(Written exercise): Every entry needs to be reproduced exactly.
━━━━━ Material provided
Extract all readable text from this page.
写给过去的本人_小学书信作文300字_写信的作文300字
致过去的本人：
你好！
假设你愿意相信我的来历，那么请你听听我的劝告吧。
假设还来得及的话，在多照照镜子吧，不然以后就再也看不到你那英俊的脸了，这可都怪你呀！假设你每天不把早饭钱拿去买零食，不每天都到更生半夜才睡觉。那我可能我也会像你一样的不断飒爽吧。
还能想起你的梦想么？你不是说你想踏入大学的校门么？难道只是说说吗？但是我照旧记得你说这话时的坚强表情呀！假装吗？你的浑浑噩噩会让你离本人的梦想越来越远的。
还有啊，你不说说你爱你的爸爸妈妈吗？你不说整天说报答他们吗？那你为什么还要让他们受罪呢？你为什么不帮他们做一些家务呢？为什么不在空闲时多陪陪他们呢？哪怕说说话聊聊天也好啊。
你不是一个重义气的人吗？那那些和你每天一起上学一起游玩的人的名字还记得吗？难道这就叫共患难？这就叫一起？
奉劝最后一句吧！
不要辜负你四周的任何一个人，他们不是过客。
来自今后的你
━━━━━━━━━━
(Final result):
Extract all readable text from this page.
写给过去的本人_小学书信作文300字_写信的作文300字
致过去的本人：
你好！
假设你愿意相信我的来历，那么请你听听我的劝告吧。
假设还来得及的话，在多照照镜子吧，不然以后就再也看不到你那英俊的脸了，这可都怪你呀！假设你每天不把早饭钱拿去买零食，不每天都到更生半夜才睡觉。那我可能我也会像你一样的不断飒爽吧。
还能想起你的梦想么？你不是说你想踏入大学的校门么？难道只是说说吗？但是我照旧记得你说这话时的坚强表情呀！假装吗？你的浑浑噩噩会让你离本人的梦想越来越远的。
还有啊，你不说说你爱你的爸爸妈妈吗？你不说整天说报答他们吗？那你为什么还要让他们受罪呢？你为什么不帮他们做一些家务呢？为什么不在空闲时多陪陪他们呢？哪怕说说话聊聊天也好啊。
你不是一个重义气的人吗？那那些和你每天一起上学一起游玩的人的名字还记得吗？难道这就叫共患难？这就叫一起？
奉劝最后一句吧！
不要辜负你四周的任何一个人，他们不是过客。
来自今后的你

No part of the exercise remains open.